* **REQUIRED TASK**
Restate the records below word for word.

* **Records about charts and figures**
======

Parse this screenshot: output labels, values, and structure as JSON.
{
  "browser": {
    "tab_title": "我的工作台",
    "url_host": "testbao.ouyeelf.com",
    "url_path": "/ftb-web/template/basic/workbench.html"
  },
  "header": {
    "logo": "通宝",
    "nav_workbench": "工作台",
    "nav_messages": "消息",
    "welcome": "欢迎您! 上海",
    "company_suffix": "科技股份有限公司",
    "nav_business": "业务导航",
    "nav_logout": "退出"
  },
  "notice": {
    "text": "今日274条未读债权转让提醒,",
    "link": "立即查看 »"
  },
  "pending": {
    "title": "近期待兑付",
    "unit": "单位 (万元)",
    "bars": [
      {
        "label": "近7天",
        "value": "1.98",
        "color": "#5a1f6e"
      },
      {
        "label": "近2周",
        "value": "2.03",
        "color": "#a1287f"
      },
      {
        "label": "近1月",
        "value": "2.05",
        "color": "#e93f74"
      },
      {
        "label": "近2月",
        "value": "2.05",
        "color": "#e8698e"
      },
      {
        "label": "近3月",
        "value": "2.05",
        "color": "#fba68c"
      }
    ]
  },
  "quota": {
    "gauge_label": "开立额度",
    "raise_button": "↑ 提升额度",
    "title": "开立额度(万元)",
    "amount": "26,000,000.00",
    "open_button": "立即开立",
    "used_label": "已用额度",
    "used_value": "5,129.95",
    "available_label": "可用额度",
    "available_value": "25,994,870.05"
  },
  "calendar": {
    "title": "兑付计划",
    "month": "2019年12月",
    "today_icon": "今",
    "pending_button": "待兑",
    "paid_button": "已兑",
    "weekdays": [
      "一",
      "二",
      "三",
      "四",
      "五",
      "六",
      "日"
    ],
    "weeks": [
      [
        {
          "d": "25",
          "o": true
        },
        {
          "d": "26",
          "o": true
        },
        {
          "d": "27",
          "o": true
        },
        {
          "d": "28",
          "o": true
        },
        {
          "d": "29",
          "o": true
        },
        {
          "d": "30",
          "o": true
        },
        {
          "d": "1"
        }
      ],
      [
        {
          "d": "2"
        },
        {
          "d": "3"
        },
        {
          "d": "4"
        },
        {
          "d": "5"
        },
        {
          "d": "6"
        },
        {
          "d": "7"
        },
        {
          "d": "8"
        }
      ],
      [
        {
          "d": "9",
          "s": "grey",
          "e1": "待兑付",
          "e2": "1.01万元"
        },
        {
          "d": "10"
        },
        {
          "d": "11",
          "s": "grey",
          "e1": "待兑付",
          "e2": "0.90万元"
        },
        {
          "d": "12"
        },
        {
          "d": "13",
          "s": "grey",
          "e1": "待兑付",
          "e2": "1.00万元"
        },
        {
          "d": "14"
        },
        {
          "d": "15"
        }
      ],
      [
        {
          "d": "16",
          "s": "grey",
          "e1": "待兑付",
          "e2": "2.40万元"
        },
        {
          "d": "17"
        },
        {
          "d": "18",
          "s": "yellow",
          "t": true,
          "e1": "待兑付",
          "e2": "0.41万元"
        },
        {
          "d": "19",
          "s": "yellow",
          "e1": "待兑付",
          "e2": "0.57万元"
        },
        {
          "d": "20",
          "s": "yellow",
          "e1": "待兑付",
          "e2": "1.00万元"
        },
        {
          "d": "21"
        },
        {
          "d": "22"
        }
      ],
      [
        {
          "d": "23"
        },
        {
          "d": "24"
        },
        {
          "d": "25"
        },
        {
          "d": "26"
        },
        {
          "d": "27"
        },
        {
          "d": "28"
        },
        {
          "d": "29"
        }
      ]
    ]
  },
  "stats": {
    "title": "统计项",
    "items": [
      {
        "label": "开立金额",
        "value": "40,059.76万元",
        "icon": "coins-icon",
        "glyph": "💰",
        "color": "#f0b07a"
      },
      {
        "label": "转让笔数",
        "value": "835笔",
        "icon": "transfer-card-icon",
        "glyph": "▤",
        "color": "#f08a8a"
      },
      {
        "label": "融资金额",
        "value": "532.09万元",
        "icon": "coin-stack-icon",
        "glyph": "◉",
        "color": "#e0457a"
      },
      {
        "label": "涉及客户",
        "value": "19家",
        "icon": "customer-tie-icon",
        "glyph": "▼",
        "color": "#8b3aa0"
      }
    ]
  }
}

======

* **PROBLEM SOLUTION**
Parse this screenshot: output labels, values, and structure as JSON.
{
  "browser": {
    "tab_title": "我的工作台",
    "url_host": "testbao.ouyeelf.com",
    "url_path": "/ftb-web/template/basic/workbench.html"
  },
  "header": {
    "logo": "通宝",
    "nav_workbench": "工作台",
    "nav_messages": "消息",
    "welcome": "欢迎您! 上海",
    "company_suffix": "科技股份有限公司",
    "nav_business": "业务导航",
    "nav_logout": "退出"
  },
  "notice": {
    "text": "今日274条未读债权转让提醒,",
    "link": "立即查看 »"
  },
  "pending": {
    "title": "近期待兑付",
    "unit": "单位 (万元)",
    "bars": [
      {
        "label": "近7天",
        "value": "1.98",
        "color": "#5a1f6e"
      },
      {
        "label": "近2周",
        "value": "2.03",
        "color": "#a1287f"
      },
      {
        "label": "近1月",
        "value": "2.05",
        "color": "#e93f74"
      },
      {
        "label": "近2月",
        "value": "2.05",
        "color": "#e8698e"
      },
      {
        "label": "近3月",
        "value": "2.05",
        "color": "#fba68c"
      }
    ]
  },
  "quota": {
    "gauge_label": "开立额度",
    "raise_button": "↑ 提升额度",
    "title": "开立额度(万元)",
    "amount": "26,000,000.00",
    "open_button": "立即开立",
    "used_label": "已用额度",
    "used_value": "5,129.95",
    "available_label": "可用额度",
    "available_value": "25,994,870.05"
  },
  "calendar": {
    "title": "兑付计划",
    "month": "2019年12月",
    "today_icon": "今",
    "pending_button": "待兑",
    "paid_button": "已兑",
    "weekdays": [
      "一",
      "二",
      "三",
      "四",
      "五",
      "六",
      "日"
    ],
    "weeks": [
      [
        {
          "d": "25",
          "o": true
        },
        {
          "d": "26",
          "o": true
        },
        {
          "d": "27",
          "o": true
        },
        {
          "d": "28",
          "o": true
        },
        {
          "d": "29",
          "o": true
        },
        {
          "d": "30",
          "o": true
        },
        {
          "d": "1"
        }
      ],
      [
        {
          "d": "2"
        },
        {
          "d": "3"
        },
        {
          "d": "4"
        },
        {
          "d": "5"
        },
        {
          "d": "6"
        },
        {
          "d": "7"
        },
        {
          "d": "8"
        }
      ],
      [
        {
          "d": "9",
          "s": "grey",
          "e1": "待兑付",
          "e2": "1.01万元"
        },
        {
          "d": "10"
        },
        {
          "d": "11",
          "s": "grey",
          "e1": "待兑付",
          "e2": "0.90万元"
        },
        {
          "d": "12"
        },
        {
          "d": "13",
          "s": "grey",
          "e1": "待兑付",
          "e2": "1.00万元"
        },
        {
          "d": "14"
        },
        {
          "d": "15"
        }
      ],
      [
        {
          "d": "16",
          "s": "grey",
          "e1": "待兑付",
          "e2": "2.40万元"
        },
        {
          "d": "17"
        },
        {
          "d": "18",
          "s": "yellow",
          "t": true,
          "e1": "待兑付",
          "e2": "0.41万元"
        },
        {
          "d": "19",
          "s": "yellow",
          "e1": "待兑付",
          "e2": "0.57万元"
        },
        {
          "d": "20",
          "s": "yellow",
          "e1": "待兑付",
          "e2": "1.00万元"
        },
        {
          "d": "21"
        },
        {
          "d": "22"
        }
      ],
      [
        {
          "d": "23"
        },
        {
          "d": "24"
        },
        {
          "d": "25"
        },
        {
          "d": "26"
        },
        {
          "d": "27"
        },
        {
          "d": "28"
        },
        {
          "d": "29"
        }
      ]
    ]
  },
  "stats": {
    "title": "统计项",
    "items": [
      {
        "label": "开立金额",
        "value": "40,059.76万元",
        "icon": "coins-icon",
        "glyph": "💰",
        "color": "#f0b07a"
      },
      {
        "label": "转让笔数",
        "value": "835笔",
        "icon": "transfer-card-icon",
        "glyph": "▤",
        "color": "#f08a8a"
      },
      {
        "label": "融资金额",
        "value": "532.09万元",
        "icon": "coin-stack-icon",
        "glyph": "◉",
        "color": "#e0457a"
      },
      {
        "label": "涉及客户",
        "value": "19家",
        "icon": "customer-tie-icon",
        "glyph": "▼",
        "color": "#8b3aa0"
      }
    ]
  }
}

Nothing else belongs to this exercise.